Every record below is to be retyped exactly.
# start of Data listing
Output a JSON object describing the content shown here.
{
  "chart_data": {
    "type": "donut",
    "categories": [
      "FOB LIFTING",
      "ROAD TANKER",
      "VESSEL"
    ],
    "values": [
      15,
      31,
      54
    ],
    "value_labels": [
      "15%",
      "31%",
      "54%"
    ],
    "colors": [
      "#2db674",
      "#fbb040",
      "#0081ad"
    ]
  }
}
# end of Data listing
Exercise response:
Output a JSON object describing the content shown here.
{
  "chart_data": {
    "type": "donut",
    "categories": [
      "FOB LIFTING",
      "ROAD TANKER",
      "VESSEL"
    ],
    "values": [
      15,
      31,
      54
    ],
    "value_labels": [
      "15%",
      "31%",
      "54%"
    ],
    "colors": [
      "#2db674",
      "#fbb040",
      "#0081ad"
    ]
  }
}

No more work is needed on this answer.